**WRITTEN REQUEST:**
Below are some entries. Work out how many of their lines hold the word "object", and write that number alone.
# START OF MATERIAL PROVIDED
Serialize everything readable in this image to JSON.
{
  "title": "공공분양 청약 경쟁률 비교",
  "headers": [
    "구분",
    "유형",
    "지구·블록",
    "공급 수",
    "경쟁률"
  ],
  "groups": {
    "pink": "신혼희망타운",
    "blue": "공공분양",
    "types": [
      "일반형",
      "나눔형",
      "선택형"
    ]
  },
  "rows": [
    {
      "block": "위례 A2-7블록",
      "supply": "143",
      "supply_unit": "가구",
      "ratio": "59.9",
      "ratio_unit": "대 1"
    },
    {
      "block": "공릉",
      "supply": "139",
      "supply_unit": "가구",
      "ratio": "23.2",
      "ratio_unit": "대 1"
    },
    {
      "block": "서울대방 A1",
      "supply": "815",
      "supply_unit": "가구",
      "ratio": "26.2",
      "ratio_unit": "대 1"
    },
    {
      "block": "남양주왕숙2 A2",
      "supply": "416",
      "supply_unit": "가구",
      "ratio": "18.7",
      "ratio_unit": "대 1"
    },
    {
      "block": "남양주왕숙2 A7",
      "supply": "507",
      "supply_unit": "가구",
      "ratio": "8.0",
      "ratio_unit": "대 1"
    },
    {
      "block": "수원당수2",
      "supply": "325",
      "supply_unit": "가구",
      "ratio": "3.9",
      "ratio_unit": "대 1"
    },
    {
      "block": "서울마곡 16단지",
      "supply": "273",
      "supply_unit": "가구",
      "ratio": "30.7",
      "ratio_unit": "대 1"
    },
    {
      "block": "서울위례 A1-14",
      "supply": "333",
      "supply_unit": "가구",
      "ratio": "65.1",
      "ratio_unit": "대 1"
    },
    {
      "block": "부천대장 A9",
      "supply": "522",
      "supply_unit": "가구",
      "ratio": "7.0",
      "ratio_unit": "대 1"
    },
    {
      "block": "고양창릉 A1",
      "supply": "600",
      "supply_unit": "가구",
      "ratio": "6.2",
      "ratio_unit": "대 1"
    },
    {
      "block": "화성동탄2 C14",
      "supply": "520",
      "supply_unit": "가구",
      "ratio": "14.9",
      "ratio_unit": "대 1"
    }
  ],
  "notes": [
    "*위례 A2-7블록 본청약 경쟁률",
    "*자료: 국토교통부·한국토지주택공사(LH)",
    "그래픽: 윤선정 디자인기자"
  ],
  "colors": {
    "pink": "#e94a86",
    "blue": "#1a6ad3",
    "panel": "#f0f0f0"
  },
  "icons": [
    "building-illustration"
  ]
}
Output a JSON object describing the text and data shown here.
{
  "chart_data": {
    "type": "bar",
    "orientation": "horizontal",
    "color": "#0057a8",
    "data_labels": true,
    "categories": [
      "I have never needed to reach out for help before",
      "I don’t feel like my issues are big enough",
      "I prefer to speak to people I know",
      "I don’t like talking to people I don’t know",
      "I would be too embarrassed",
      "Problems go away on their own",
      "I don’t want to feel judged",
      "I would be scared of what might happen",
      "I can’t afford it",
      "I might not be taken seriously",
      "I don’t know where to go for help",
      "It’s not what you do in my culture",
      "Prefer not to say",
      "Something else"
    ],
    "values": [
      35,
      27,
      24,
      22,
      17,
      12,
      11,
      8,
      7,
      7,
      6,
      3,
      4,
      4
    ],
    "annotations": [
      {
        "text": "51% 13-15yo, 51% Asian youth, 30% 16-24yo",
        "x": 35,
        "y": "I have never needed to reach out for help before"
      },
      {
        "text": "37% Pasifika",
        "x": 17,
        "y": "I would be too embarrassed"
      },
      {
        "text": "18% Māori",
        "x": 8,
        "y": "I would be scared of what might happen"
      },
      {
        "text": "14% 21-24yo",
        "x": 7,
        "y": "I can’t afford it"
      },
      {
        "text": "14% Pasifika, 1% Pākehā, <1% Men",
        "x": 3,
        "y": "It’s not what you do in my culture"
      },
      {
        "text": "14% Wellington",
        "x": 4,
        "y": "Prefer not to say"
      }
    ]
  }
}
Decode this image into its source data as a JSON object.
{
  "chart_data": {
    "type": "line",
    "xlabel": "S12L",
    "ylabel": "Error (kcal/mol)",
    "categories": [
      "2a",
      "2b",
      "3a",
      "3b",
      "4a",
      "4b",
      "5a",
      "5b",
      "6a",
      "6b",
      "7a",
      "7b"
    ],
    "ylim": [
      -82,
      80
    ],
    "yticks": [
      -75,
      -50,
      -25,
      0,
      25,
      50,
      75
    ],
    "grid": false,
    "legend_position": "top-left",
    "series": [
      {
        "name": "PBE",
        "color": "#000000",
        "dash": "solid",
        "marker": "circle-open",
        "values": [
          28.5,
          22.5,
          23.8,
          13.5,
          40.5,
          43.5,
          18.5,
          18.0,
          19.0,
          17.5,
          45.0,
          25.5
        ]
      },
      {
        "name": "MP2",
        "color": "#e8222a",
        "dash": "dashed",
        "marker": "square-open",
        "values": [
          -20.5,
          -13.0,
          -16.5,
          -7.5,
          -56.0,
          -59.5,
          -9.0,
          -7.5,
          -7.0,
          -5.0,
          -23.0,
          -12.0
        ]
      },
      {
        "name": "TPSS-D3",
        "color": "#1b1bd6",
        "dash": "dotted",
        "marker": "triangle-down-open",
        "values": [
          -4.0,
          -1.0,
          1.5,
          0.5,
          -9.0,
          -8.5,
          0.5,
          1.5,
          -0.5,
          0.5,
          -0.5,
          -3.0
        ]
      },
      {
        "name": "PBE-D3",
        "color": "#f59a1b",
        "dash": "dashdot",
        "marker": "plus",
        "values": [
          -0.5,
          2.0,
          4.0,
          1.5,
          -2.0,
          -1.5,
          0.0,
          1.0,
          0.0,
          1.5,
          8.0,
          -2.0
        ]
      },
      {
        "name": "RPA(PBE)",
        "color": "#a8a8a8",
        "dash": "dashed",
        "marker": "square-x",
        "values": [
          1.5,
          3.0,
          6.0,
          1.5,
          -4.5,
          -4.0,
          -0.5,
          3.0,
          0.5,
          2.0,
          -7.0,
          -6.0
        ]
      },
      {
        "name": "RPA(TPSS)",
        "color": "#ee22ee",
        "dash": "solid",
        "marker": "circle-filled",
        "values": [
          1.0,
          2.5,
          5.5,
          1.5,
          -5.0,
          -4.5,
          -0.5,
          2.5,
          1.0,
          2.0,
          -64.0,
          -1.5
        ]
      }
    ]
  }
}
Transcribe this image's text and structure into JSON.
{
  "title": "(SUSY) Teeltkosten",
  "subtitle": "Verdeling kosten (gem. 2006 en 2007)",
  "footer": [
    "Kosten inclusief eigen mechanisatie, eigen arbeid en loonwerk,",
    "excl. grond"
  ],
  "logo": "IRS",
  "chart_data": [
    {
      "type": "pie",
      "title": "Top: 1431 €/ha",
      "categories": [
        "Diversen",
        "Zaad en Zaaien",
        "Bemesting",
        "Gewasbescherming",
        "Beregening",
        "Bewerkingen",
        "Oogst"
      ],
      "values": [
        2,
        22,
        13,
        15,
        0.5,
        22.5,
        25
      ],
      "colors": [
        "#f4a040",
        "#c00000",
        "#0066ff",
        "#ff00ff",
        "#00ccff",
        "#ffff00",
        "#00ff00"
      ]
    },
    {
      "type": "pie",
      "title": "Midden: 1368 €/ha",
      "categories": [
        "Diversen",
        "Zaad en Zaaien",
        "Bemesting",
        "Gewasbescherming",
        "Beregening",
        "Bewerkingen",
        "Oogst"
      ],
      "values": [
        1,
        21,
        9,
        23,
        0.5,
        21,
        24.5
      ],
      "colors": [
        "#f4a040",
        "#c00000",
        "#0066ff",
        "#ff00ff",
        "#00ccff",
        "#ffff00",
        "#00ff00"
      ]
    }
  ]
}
# END OF MATERIAL PROVIDED
**RESULT OF THIS EXERCISE:**
2